REQUEST
Repeat the records exactly. Every line must match.

GIVEN ENTRIES

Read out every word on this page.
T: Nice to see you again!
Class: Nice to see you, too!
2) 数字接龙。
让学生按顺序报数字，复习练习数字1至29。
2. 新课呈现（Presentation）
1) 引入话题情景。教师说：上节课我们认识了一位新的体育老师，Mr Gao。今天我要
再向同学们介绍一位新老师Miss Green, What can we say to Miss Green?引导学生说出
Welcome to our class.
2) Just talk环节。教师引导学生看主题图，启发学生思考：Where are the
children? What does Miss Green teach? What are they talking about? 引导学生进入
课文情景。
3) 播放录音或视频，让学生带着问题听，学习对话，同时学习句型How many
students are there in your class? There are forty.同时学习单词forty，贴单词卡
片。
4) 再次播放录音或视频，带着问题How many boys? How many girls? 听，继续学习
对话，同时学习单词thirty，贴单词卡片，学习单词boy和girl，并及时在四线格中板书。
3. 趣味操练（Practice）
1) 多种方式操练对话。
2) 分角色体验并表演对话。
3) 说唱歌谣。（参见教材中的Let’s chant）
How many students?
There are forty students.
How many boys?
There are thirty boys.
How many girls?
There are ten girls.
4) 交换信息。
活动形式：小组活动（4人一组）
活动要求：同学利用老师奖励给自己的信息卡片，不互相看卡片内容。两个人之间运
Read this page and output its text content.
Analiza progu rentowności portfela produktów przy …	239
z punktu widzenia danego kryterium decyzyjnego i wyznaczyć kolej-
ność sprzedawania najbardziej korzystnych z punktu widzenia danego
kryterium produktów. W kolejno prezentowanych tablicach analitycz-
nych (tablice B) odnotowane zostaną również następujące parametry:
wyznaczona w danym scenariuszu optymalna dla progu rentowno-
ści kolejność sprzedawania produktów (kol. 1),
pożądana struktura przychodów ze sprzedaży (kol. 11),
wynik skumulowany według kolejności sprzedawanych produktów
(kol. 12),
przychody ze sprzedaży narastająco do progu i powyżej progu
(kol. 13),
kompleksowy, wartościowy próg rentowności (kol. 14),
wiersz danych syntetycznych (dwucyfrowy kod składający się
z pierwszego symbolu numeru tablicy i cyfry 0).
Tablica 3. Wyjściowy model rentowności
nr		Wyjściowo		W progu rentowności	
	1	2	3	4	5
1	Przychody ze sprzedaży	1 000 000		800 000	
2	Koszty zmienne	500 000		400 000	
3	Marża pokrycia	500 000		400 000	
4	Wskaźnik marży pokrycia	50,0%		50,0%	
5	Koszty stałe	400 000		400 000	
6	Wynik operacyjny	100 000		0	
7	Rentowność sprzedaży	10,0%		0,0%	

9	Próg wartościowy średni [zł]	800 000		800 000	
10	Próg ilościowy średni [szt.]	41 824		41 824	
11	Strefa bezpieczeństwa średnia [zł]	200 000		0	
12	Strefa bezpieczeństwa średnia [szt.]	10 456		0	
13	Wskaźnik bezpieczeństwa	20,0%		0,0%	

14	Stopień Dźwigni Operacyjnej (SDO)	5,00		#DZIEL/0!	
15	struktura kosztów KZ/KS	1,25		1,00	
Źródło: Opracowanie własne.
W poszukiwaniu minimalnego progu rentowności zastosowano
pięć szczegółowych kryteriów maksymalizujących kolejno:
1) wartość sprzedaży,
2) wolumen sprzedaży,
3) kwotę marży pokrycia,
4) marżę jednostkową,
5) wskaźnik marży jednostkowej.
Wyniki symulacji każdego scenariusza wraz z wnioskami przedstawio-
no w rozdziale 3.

SOLUTION FOR THIS PROBLEM
Read out every word on this page.
T: Nice to see you again!
Class: Nice to see you, too!
2) 数字接龙。
让学生按顺序报数字，复习练习数字1至29。
2. 新课呈现（Presentation）
1) 引入话题情景。教师说：上节课我们认识了一位新的体育老师，Mr Gao。今天我要
再向同学们介绍一位新老师Miss Green, What can we say to Miss Green?引导学生说出
Welcome to our class.
2) Just talk环节。教师引导学生看主题图，启发学生思考：Where are the
children? What does Miss Green teach? What are they talking about? 引导学生进入
课文情景。
3) 播放录音或视频，让学生带着问题听，学习对话，同时学习句型How many
students are there in your class? There are forty.同时学习单词forty，贴单词卡
片。
4) 再次播放录音或视频，带着问题How many boys? How many girls? 听，继续学习
对话，同时学习单词thirty，贴单词卡片，学习单词boy和girl，并及时在四线格中板书。
3. 趣味操练（Practice）
1) 多种方式操练对话。
2) 分角色体验并表演对话。
3) 说唱歌谣。（参见教材中的Let’s chant）
How many students?
There are forty students.
How many boys?
There are thirty boys.
How many girls?
There are ten girls.
4) 交换信息。
活动形式：小组活动（4人一组）
活动要求：同学利用老师奖励给自己的信息卡片，不互相看卡片内容。两个人之间运
Read this page and output its text content.
Analiza progu rentowności portfela produktów przy …	239
z punktu widzenia danego kryterium decyzyjnego i wyznaczyć kolej-
ność sprzedawania najbardziej korzystnych z punktu widzenia danego
kryterium produktów. W kolejno prezentowanych tablicach analitycz-
nych (tablice B) odnotowane zostaną również następujące parametry:
wyznaczona w danym scenariuszu optymalna dla progu rentowno-
ści kolejność sprzedawania produktów (kol. 1),
pożądana struktura przychodów ze sprzedaży (kol. 11),
wynik skumulowany według kolejności sprzedawanych produktów
(kol. 12),
przychody ze sprzedaży narastająco do progu i powyżej progu
(kol. 13),
kompleksowy, wartościowy próg rentowności (kol. 14),
wiersz danych syntetycznych (dwucyfrowy kod składający się
z pierwszego symbolu numeru tablicy i cyfry 0).
Tablica 3. Wyjściowy model rentowności
nr		Wyjściowo		W progu rentowności	
	1	2	3	4	5
1	Przychody ze sprzedaży	1 000 000		800 000	
2	Koszty zmienne	500 000		400 000	
3	Marża pokrycia	500 000		400 000	
4	Wskaźnik marży pokrycia	50,0%		50,0%	
5	Koszty stałe	400 000		400 000	
6	Wynik operacyjny	100 000		0	
7	Rentowność sprzedaży	10,0%		0,0%	

9	Próg wartościowy średni [zł]	800 000		800 000	
10	Próg ilościowy średni [szt.]	41 824		41 824	
11	Strefa bezpieczeństwa średnia [zł]	200 000		0	
12	Strefa bezpieczeństwa średnia [szt.]	10 456		0	
13	Wskaźnik bezpieczeństwa	20,0%		0,0%	

14	Stopień Dźwigni Operacyjnej (SDO)	5,00		#DZIEL/0!	
15	struktura kosztów KZ/KS	1,25		1,00	
Źródło: Opracowanie własne.
W poszukiwaniu minimalnego progu rentowności zastosowano
pięć szczegółowych kryteriów maksymalizujących kolejno:
1) wartość sprzedaży,
2) wolumen sprzedaży,
3) kwotę marży pokrycia,
4) marżę jednostkową,
5) wskaźnik marży jednostkowej.
Wyniki symulacji każdego scenariusza wraz z wnioskami przedstawio-
no w rozdziale 3.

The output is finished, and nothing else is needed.